#### PROBLEM TO WORK ON
Pull every line with the word "والتصويب" out of the entries below.

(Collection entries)
(begin)

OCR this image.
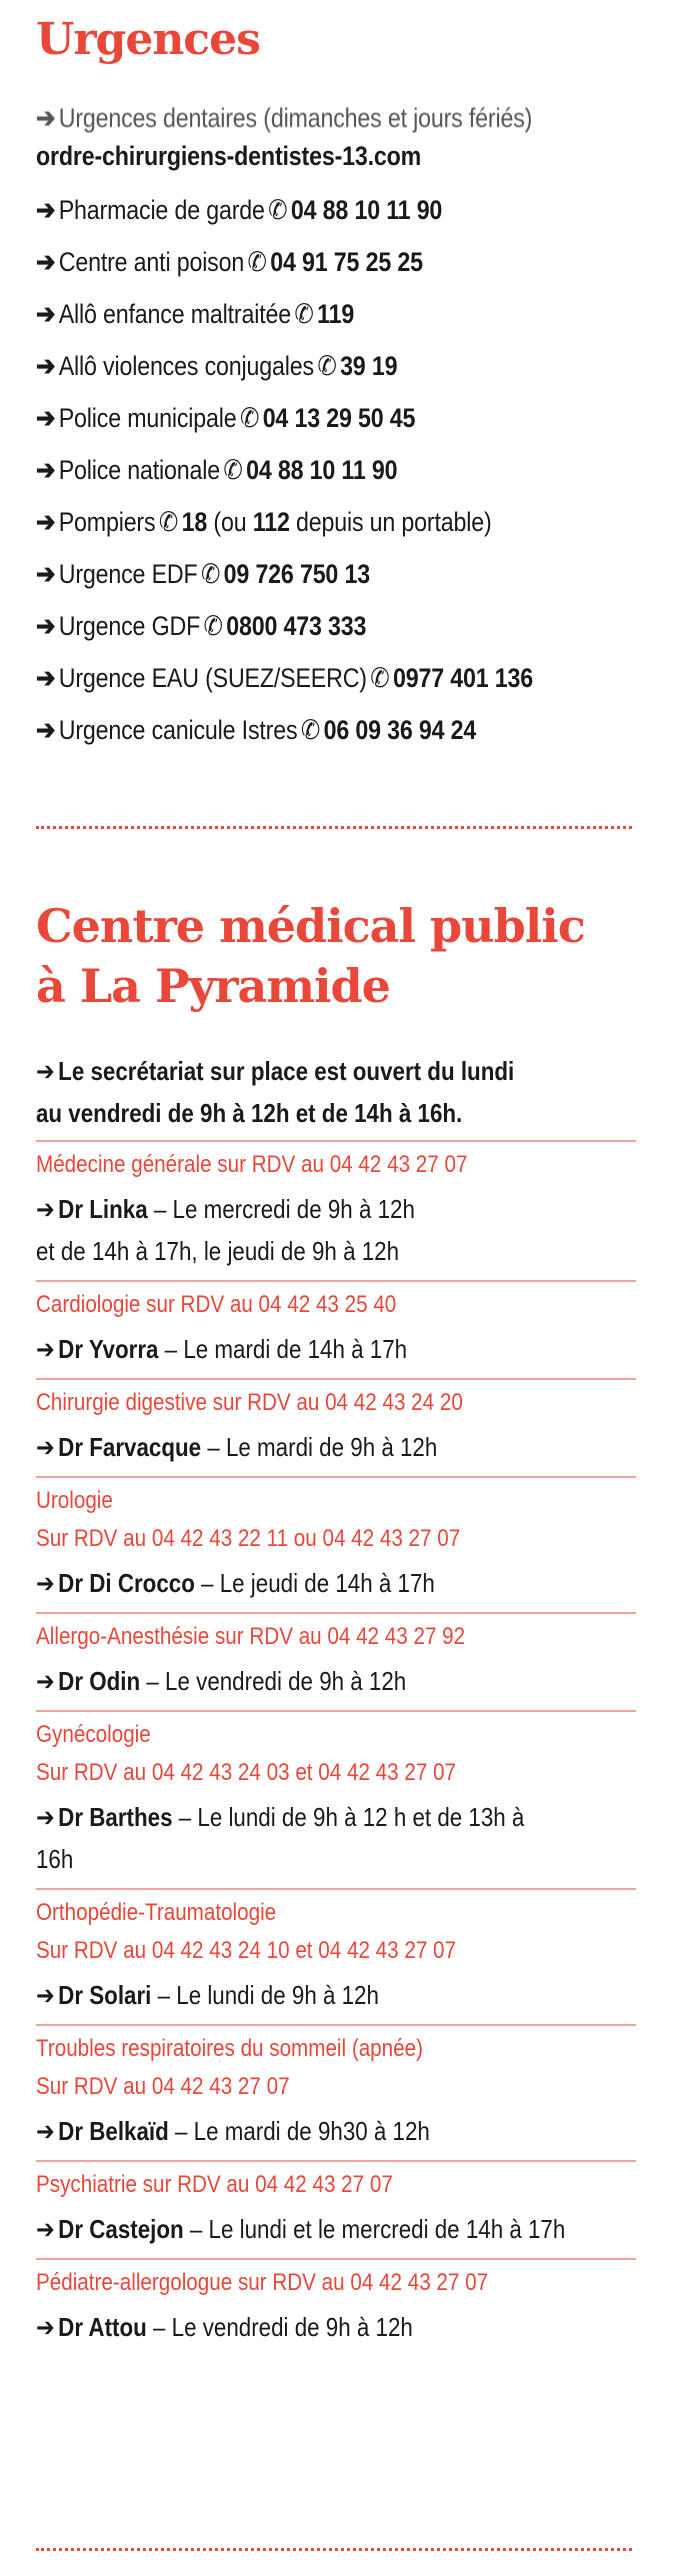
Urgences
➔ Urgences dentaires (dimanches et jours fériés)
ordre-chirurgiens-dentistes-13.com
➔ Pharmacie de garde ✆ 04 88 10 11 90
➔ Centre anti poison ✆ 04 91 75 25 25
➔ Allô enfance maltraitée ✆ 119
➔ Allô violences conjugales ✆ 39 19
➔ Police municipale ✆ 04 13 29 50 45
➔ Police nationale ✆ 04 88 10 11 90
➔ Pompiers ✆ 18 (ou 112 depuis un portable)
➔ Urgence EDF ✆ 09 726 750 13
➔ Urgence GDF ✆ 0800 473 333
➔ Urgence EAU (SUEZ/SEERC) ✆ 0977 401 136
➔ Urgence canicule Istres ✆ 06 09 36 94 24
Centre médical public
à La Pyramide
➔ Le secrétariat sur place est ouvert du lundi
au vendredi de 9h à 12h et de 14h à 16h.
Médecine générale sur RDV au 04 42 43 27 07
➔ Dr Linka – Le mercredi de 9h à 12h
et de 14h à 17h, le jeudi de 9h à 12h
Cardiologie sur RDV au 04 42 43 25 40
➔ Dr Yvorra – Le mardi de 14h à 17h
Chirurgie digestive sur RDV au 04 42 43 24 20
➔ Dr Farvacque – Le mardi de 9h à 12h
Urologie
Sur RDV au 04 42 43 22 11 ou 04 42 43 27 07
➔ Dr Di Crocco – Le jeudi de 14h à 17h
Allergo-Anesthésie sur RDV au 04 42 43 27 92
➔ Dr Odin – Le vendredi de 9h à 12h
Gynécologie
Sur RDV au 04 42 43 24 03 et 04 42 43 27 07
➔ Dr Barthes – Le lundi de 9h à 12 h et de 13h à
16h
Orthopédie-Traumatologie
Sur RDV au 04 42 43 24 10 et 04 42 43 27 07
➔ Dr Solari – Le lundi de 9h à 12h
Troubles respiratoires du sommeil (apnée)
Sur RDV au 04 42 43 27 07
➔ Dr Belkaïd – Le mardi de 9h30 à 12h
Psychiatrie sur RDV au 04 42 43 27 07
➔ Dr Castejon – Le lundi et le mercredi de 14h à 17h
Pédiatre-allergologue sur RDV au 04 42 43 27 07
➔ Dr Attou – Le vendredi de 9h à 12h
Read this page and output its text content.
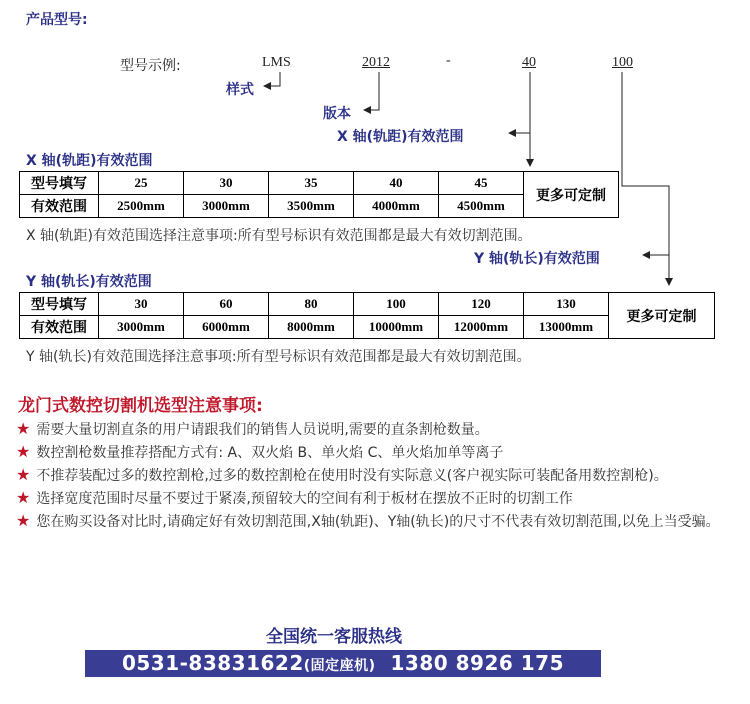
产品型号:
型号示例:	LMS	2012	-	40	100
样式
版本
X 轴(轨距)有效范围
X 轴(轨距)有效范围
型号填写	25	30	35	40	45	更多可定制
有效范围	2500mm	3000mm	3500mm	4000mm	4500mm	
X 轴(轨距)有效范围选择注意事项:所有型号标识有效范围都是最大有效切割范围。
Y 轴(轨长)有效范围
Y 轴(轨长)有效范围
型号填写	30	60	80	100	120	130	更多可定制
有效范围	3000mm	6000mm	8000mm	10000mm	12000mm	13000mm	
Y 轴(轨长)有效范围选择注意事项:所有型号标识有效范围都是最大有效切割范围。
龙门式数控切割机选型注意事项:
★ 需要大量切割直条的用户请跟我们的销售人员说明,需要的直条割枪数量。
★ 数控割枪数量推荐搭配方式有: A、双火焰 B、单火焰 C、单火焰加单等离子
★ 不推荐装配过多的数控割枪,过多的数控割枪在使用时没有实际意义(客户视实际可装配备用数控割枪)。
★ 选择宽度范围时尽量不要过于紧凑,预留较大的空间有利于板材在摆放不正时的切割工作
★ 您在购买设备对比时,请确定好有效切割范围,X轴(轨距)、Y轴(轨长)的尺寸不代表有效切割范围,以免上当受骗。
全国统一客服热线
0531-83831622(固定座机) 1380 8926 175
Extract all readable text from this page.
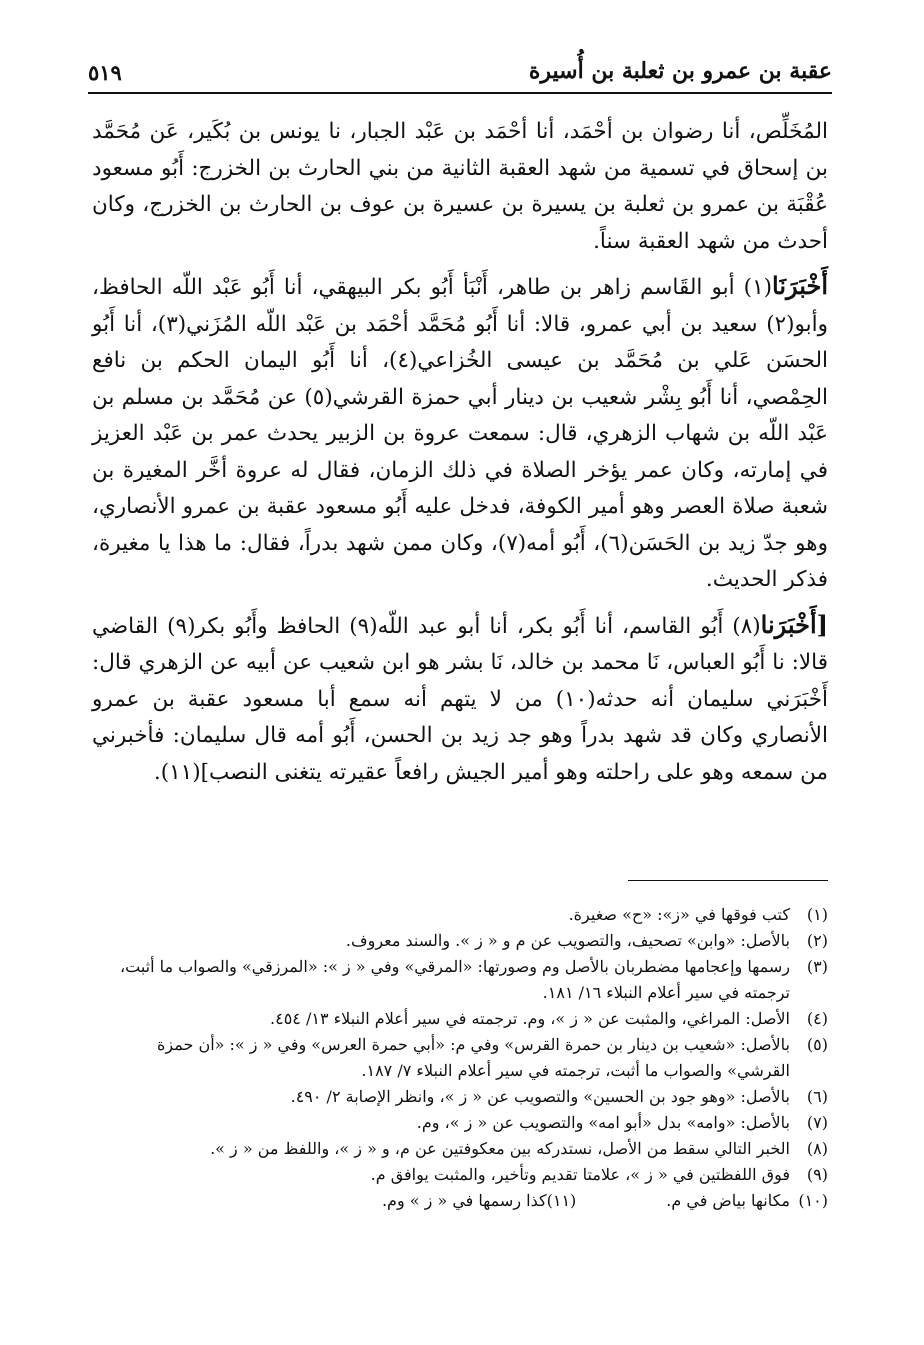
عقبة بن عمرو بن ثعلبة بن أُسيرة
٥١٩

المُخَلِّص، أنا رضوان بن أحْمَد، أنا أحْمَد بن عَبْد الجبار، نا يونس بن بُكَير، عَن مُحَمَّد بن إسحاق في تسمية من شهد العقبة الثانية من بني الحارث بن الخزرج: أَبُو مسعود عُقْبَة بن عمرو بن ثعلبة بن يسيرة بن عسيرة بن عوف بن الحارث بن الخزرج، وكان أحدث من شهد العقبة سناً.

أَخْبَرَنَا(١) أبو القَاسم زاهر بن طاهر، أَنْبَأ أَبُو بكر البيهقي، أنا أَبُو عَبْد اللّه الحافظ، وأبو(٢) سعيد بن أبي عمرو، قالا: أنا أَبُو مُحَمَّد أحْمَد بن عَبْد اللّه المُزَني(٣)، أنا أَبُو الحسَن عَلي بن مُحَمَّد بن عيسى الخُزاعي(٤)، أنا أَبُو اليمان الحكم بن نافع الحِمْصي، أنا أَبُو بِشْر شعيب بن دينار أبي حمزة القرشي(٥) عن مُحَمَّد بن مسلم بن عَبْد اللّه بن شهاب الزهري، قال: سمعت عروة بن الزبير يحدث عمر بن عَبْد العزيز في إمارته، وكان عمر يؤخر الصلاة في ذلك الزمان، فقال له عروة أخَّر المغيرة بن شعبة صلاة العصر وهو أمير الكوفة، فدخل عليه أَبُو مسعود عقبة بن عمرو الأنصاري، وهو جدّ زيد بن الحَسَن(٦)، أَبُو أمه(٧)، وكان ممن شهد بدراً، فقال: ما هذا يا مغيرة، فذكر الحديث.

[أَخْبَرَنا(٨) أَبُو القاسم، أنا أَبُو بكر، أنا أبو عبد اللّه(٩) الحافظ وأَبُو بكر(٩) القاضي قالا: نا أَبُو العباس، نَا محمد بن خالد، نَا بشر هو ابن شعيب عن أبيه عن الزهري قال: أَخْبَرَني سليمان أنه حدثه(١٠) من لا يتهم أنه سمع أبا مسعود عقبة بن عمرو الأنصاري وكان قد شهد بدراً وهو جد زيد بن الحسن، أَبُو أمه قال سليمان: فأخبرني من سمعه وهو على راحلته وهو أمير الجيش رافعاً عقيرته يتغنى النصب](١١).

(١)
كتب فوقها في «ز»: «ح» صغيرة.
(٢)
بالأصل: «وابن» تصحيف، والتصويب عن م و « ز ». والسند معروف.
(٣)
رسمها وإعجامها مضطربان بالأصل وم وصورتها: «المرقي» وفي « ز »: «المرزقي» والصواب ما أثبت، ترجمته في سير أعلام النبلاء ١٦/ ١٨١.
(٤)
الأصل: المراغي، والمثبت عن « ز »، وم. ترجمته في سير أعلام النبلاء ١٣/ ٤٥٤.
(٥)
بالأصل: «شعيب بن دينار بن حمرة القرس» وفي م: «أبي حمرة العرس» وفي « ز »: «أن حمزة القرشي» والصواب ما أثبت، ترجمته في سير أعلام النبلاء ٧/ ١٨٧.
(٦)
بالأصل: «وهو جود بن الحسين» والتصويب عن « ز »، وانظر الإصابة ٢/ ٤٩٠.
(٧)
بالأصل: «وامه» بدل «أبو امه» والتصويب عن « ز »، وم.
(٨)
الخبر التالي سقط من الأصل، نستدركه بين معكوفتين عن م، و « ز »، واللفظ من « ز ».
(٩)
فوق اللفظتين في « ز »، علامتا تقديم وتأخير، والمثبت يوافق م.
(١٠)
مكانها بياض في م.
(١١)
كذا رسمها في « ز » وم.
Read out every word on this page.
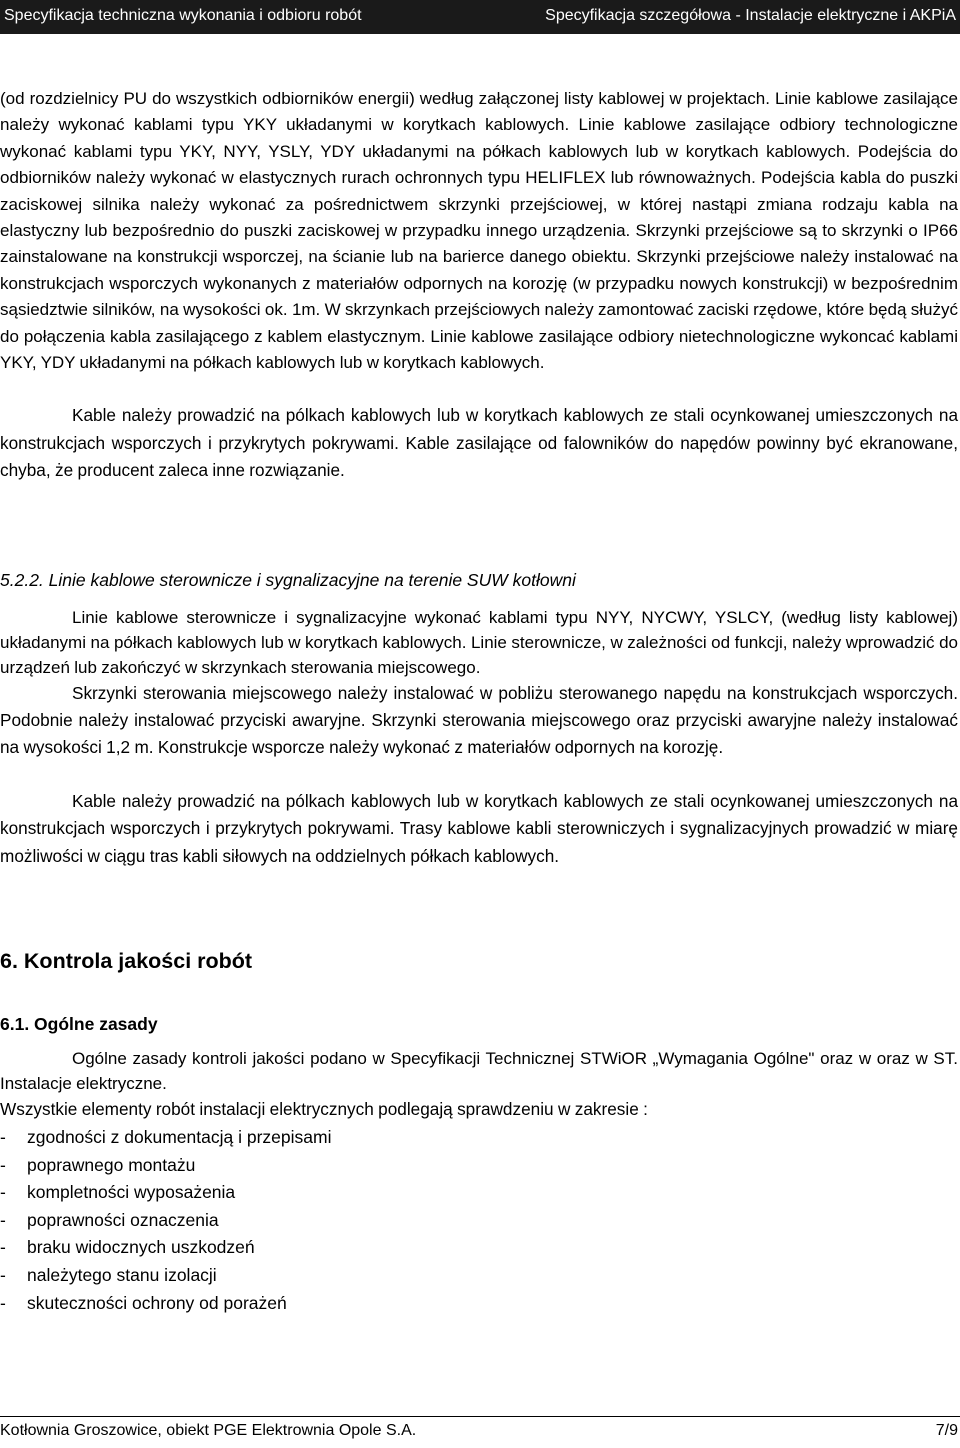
Specyfikacja techniczna wykonania i odbioru robót	Specyfikacja szczegółowa - Instalacje elektryczne i AKPiA

(od rozdzielnicy PU do wszystkich odbiorników energii) według załączonej listy kablowej w projektach. Linie kablowe zasilające należy wykonać kablami typu YKY układanymi w korytkach kablowych. Linie kablowe zasilające odbiory technologiczne wykonać kablami typu YKY, NYY, YSLY, YDY układanymi na półkach kablowych lub w korytkach kablowych. Podejścia do odbiorników należy wykonać w elastycznych rurach ochronnych typu HELIFLEX lub równoważnych. Podejścia kabla do puszki zaciskowej silnika należy wykonać za pośrednictwem skrzynki przejściowej, w której nastąpi zmiana rodzaju kabla na elastyczny lub bezpośrednio do puszki zaciskowej w przypadku innego urządzenia. Skrzynki przejściowe są to skrzynki o IP66 zainstalowane na konstrukcji wsporczej, na ścianie lub na barierce danego obiektu. Skrzynki przejściowe należy instalować na konstrukcjach wsporczych wykonanych z materiałów odpornych na korozję (w przypadku nowych konstrukcji) w bezpośrednim sąsiedztwie silników, na wysokości ok. 1m. W skrzynkach przejściowych należy zamontować zaciski rzędowe, które będą służyć do połączenia kabla zasilającego z kablem elastycznym. Linie kablowe zasilające odbiory nietechnologiczne wykoncać kablami YKY, YDY układanymi na półkach kablowych lub w korytkach kablowych.

Kable należy prowadzić na pólkach kablowych lub w korytkach kablowych ze stali ocynkowanej umieszczonych na konstrukcjach wsporczych i przykrytych pokrywami. Kable zasilające od falowników do napędów powinny być ekranowane, chyba, że producent zaleca inne rozwiązanie.

5.2.2. Linie kablowe sterownicze i sygnalizacyjne na terenie SUW kotłowni

Linie kablowe sterownicze i sygnalizacyjne wykonać kablami typu NYY, NYCWY, YSLCY, (według listy kablowej) układanymi na półkach kablowych lub w korytkach kablowych. Linie sterownicze, w zależności od funkcji, należy wprowadzić do urządzeń lub zakończyć w skrzynkach sterowania miejscowego.

Skrzynki sterowania miejscowego należy instalować w pobliżu sterowanego napędu na konstrukcjach wsporczych. Podobnie należy instalować przyciski awaryjne. Skrzynki sterowania miejscowego oraz przyciski awaryjne należy instalować na wysokości 1,2 m. Konstrukcje wsporcze należy wykonać z materiałów odpornych na korozję.

Kable należy prowadzić na pólkach kablowych lub w korytkach kablowych ze stali ocynkowanej umieszczonych na konstrukcjach wsporczych i przykrytych pokrywami. Trasy kablowe kabli sterowniczych i sygnalizacyjnych prowadzić w miarę możliwości w ciągu tras kabli siłowych na oddzielnych półkach kablowych.

6. Kontrola jakości robót
6.1. Ogólne zasady

Ogólne zasady kontroli jakości podano w Specyfikacji Technicznej STWiOR „Wymagania Ogólne" oraz w oraz w ST. Instalacje elektryczne.

Wszystkie elementy robót instalacji elektrycznych podlegają sprawdzeniu w zakresie :

- zgodności z dokumentacją i przepisami
- poprawnego montażu
- kompletności wyposażenia
- poprawności oznaczenia
- braku widocznych uszkodzeń
- należytego stanu izolacji
- skuteczności ochrony od porażeń
Kotłownia Groszowice, obiekt PGE Elektrownia Opole S.A.	7/9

(end)

#### EXERCISE RESPONSE
بالأصل: «وابن» تصحيف، والتصويب عن م و « ز ». والسند معروف.
بالأصل: «وهو جود بن الحسين» والتصويب عن « ز »، وانظر الإصابة ٢/ ٤٩٠.
بالأصل: «وامه» بدل «أبو امه» والتصويب عن « ز »، وم.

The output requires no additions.